▸ **Task to complete**
Copy every line below character for character, and leave the pictures out of your answer.
[start of Material for this task]
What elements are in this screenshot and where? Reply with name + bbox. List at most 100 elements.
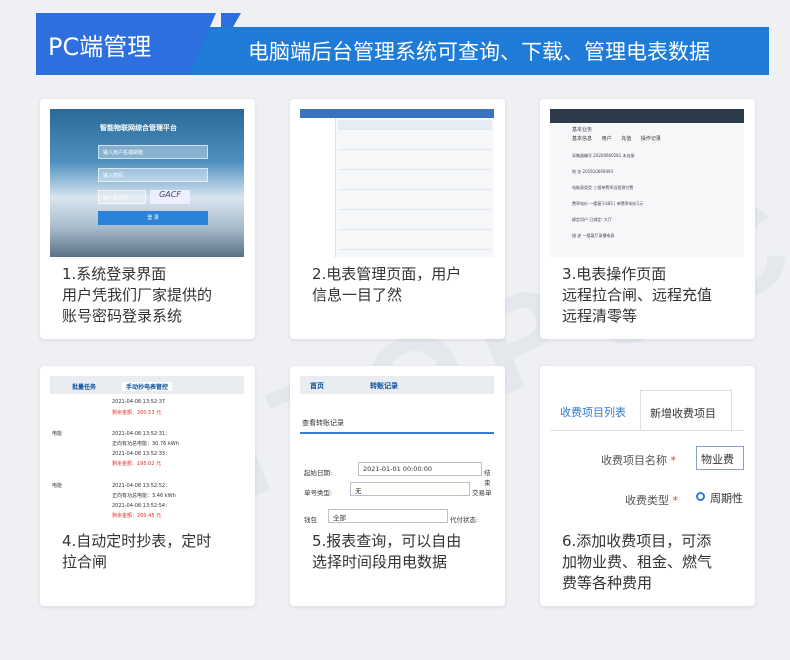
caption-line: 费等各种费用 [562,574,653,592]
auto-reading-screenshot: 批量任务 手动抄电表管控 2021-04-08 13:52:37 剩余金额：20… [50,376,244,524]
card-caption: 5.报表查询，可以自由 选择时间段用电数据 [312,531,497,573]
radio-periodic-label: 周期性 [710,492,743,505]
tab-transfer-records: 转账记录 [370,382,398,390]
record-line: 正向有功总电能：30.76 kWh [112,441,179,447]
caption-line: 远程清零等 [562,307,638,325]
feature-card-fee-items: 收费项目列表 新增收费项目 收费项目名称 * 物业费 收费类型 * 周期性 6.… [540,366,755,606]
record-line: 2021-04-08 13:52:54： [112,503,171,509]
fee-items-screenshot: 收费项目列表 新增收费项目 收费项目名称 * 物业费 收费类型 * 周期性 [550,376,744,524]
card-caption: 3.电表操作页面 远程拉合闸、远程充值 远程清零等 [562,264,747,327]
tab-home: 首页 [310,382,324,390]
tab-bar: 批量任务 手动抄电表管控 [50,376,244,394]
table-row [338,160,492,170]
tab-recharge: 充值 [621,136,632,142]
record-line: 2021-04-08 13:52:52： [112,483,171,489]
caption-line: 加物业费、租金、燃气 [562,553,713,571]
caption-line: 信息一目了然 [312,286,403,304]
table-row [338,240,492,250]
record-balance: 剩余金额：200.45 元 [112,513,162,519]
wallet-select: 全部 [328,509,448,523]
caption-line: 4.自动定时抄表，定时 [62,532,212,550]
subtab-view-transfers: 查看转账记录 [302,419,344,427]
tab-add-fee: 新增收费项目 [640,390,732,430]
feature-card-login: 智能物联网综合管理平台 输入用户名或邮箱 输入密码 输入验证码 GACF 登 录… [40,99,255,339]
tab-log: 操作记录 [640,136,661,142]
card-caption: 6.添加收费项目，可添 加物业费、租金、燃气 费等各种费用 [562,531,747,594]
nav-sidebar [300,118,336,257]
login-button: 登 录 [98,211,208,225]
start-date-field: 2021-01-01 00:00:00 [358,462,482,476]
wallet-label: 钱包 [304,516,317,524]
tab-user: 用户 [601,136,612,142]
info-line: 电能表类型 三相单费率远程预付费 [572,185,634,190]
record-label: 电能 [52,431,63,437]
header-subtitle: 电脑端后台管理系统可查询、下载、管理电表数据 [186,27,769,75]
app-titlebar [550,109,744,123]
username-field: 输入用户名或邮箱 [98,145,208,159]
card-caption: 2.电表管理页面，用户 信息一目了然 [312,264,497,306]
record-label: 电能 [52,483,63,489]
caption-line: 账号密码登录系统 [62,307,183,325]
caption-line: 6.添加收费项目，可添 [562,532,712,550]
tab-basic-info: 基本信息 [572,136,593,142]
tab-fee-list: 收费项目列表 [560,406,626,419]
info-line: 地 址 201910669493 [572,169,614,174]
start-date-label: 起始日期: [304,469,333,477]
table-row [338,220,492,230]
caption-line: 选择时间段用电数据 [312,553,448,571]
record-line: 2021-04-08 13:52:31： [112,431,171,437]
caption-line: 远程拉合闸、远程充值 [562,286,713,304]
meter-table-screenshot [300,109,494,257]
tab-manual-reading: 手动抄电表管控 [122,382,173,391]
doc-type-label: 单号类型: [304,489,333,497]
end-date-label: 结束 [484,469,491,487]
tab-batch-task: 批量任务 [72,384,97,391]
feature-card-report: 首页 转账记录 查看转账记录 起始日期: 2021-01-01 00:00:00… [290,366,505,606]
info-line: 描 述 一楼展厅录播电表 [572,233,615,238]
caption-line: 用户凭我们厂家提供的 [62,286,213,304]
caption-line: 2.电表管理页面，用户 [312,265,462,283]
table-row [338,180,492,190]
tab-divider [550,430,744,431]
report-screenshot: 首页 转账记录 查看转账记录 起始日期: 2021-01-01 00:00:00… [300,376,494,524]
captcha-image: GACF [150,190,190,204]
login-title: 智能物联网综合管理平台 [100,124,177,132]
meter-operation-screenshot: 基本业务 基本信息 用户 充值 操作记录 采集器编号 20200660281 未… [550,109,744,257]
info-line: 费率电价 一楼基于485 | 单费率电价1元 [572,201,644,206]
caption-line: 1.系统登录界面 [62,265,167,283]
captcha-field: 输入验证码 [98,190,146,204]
[end of Material for this task]
▸ **Answer**
What elements are in this screenshot and where? Reply with name + bbox. List at most 100 elements.
caption-line: 费等各种费用 [562,574,653,592]
auto-reading-screenshot: 批量任务 手动抄电表管控 2021-04-08 13:52:37 剩余金额：20… [50,376,244,524]
card-caption: 5.报表查询，可以自由 选择时间段用电数据 [312,531,497,573]
radio-periodic-label: 周期性 [710,492,743,505]
tab-transfer-records: 转账记录 [370,382,398,390]
record-line: 正向有功总电能：30.76 kWh [112,441,179,447]
caption-line: 远程清零等 [562,307,638,325]
feature-card-fee-items: 收费项目列表 新增收费项目 收费项目名称 * 物业费 收费类型 * 周期性 6.… [540,366,755,606]
record-line: 2021-04-08 13:52:54： [112,503,171,509]
fee-items-screenshot: 收费项目列表 新增收费项目 收费项目名称 * 物业费 收费类型 * 周期性 [550,376,744,524]
card-caption: 3.电表操作页面 远程拉合闸、远程充值 远程清零等 [562,264,747,327]
tab-home: 首页 [310,382,324,390]
tab-bar: 批量任务 手动抄电表管控 [50,376,244,394]
table-row [338,160,492,170]
tab-recharge: 充值 [621,136,632,142]
record-line: 2021-04-08 13:52:52： [112,483,171,489]
caption-line: 加物业费、租金、燃气 [562,553,713,571]
caption-line: 信息一目了然 [312,286,403,304]
table-row [338,240,492,250]
record-balance: 剩余金额：200.45 元 [112,513,162,519]
wallet-select: 全部 [328,509,448,523]
caption-line: 4.自动定时抄表，定时 [62,532,212,550]
subtab-view-transfers: 查看转账记录 [302,419,344,427]
tab-add-fee: 新增收费项目 [640,390,732,430]
feature-card-login: 智能物联网综合管理平台 输入用户名或邮箱 输入密码 输入验证码 GACF 登 录… [40,99,255,339]
tab-log: 操作记录 [640,136,661,142]
card-caption: 6.添加收费项目，可添 加物业费、租金、燃气 费等各种费用 [562,531,747,594]
nav-sidebar [300,118,336,257]
login-button: 登 录 [98,211,208,225]
start-date-field: 2021-01-01 00:00:00 [358,462,482,476]
wallet-label: 钱包 [304,516,317,524]
tab-user: 用户 [601,136,612,142]
info-line: 电能表类型 三相单费率远程预付费 [572,185,634,190]
record-label: 电能 [52,431,63,437]
header-subtitle: 电脑端后台管理系统可查询、下载、管理电表数据 [186,27,769,75]
app-titlebar [550,109,744,123]
username-field: 输入用户名或邮箱 [98,145,208,159]
card-caption: 2.电表管理页面，用户 信息一目了然 [312,264,497,306]
record-label: 电能 [52,483,63,489]
caption-line: 账号密码登录系统 [62,307,183,325]
caption-line: 6.添加收费项目，可添 [562,532,712,550]
tab-basic-info: 基本信息 [572,136,593,142]
tab-fee-list: 收费项目列表 [560,406,626,419]
info-line: 地 址 201910669493 [572,169,614,174]
start-date-label: 起始日期: [304,469,333,477]
table-row [338,220,492,230]
caption-line: 选择时间段用电数据 [312,553,448,571]
record-line: 2021-04-08 13:52:31： [112,431,171,437]
caption-line: 远程拉合闸、远程充值 [562,286,713,304]
meter-table-screenshot [300,109,494,257]
tab-manual-reading: 手动抄电表管控 [122,382,173,391]
doc-type-label: 单号类型: [304,489,333,497]
end-date-label: 结束 [484,469,491,487]
tab-batch-task: 批量任务 [72,384,97,391]
feature-card-report: 首页 转账记录 查看转账记录 起始日期: 2021-01-01 00:00:00… [290,366,505,606]
info-line: 描 述 一楼展厅录播电表 [572,233,615,238]
caption-line: 用户凭我们厂家提供的 [62,286,213,304]
caption-line: 2.电表管理页面，用户 [312,265,462,283]
table-row [338,180,492,190]
tab-divider [550,430,744,431]
report-screenshot: 首页 转账记录 查看转账记录 起始日期: 2021-01-01 00:00:00… [300,376,494,524]
captcha-image: GACF [150,190,190,204]
login-title: 智能物联网综合管理平台 [100,124,177,132]
meter-operation-screenshot: 基本业务 基本信息 用户 充值 操作记录 采集器编号 20200660281 未… [550,109,744,257]
info-line: 费率电价 一楼基于485 | 单费率电价1元 [572,201,644,206]
caption-line: 1.系统登录界面 [62,265,167,283]
captcha-field: 输入验证码 [98,190,146,204]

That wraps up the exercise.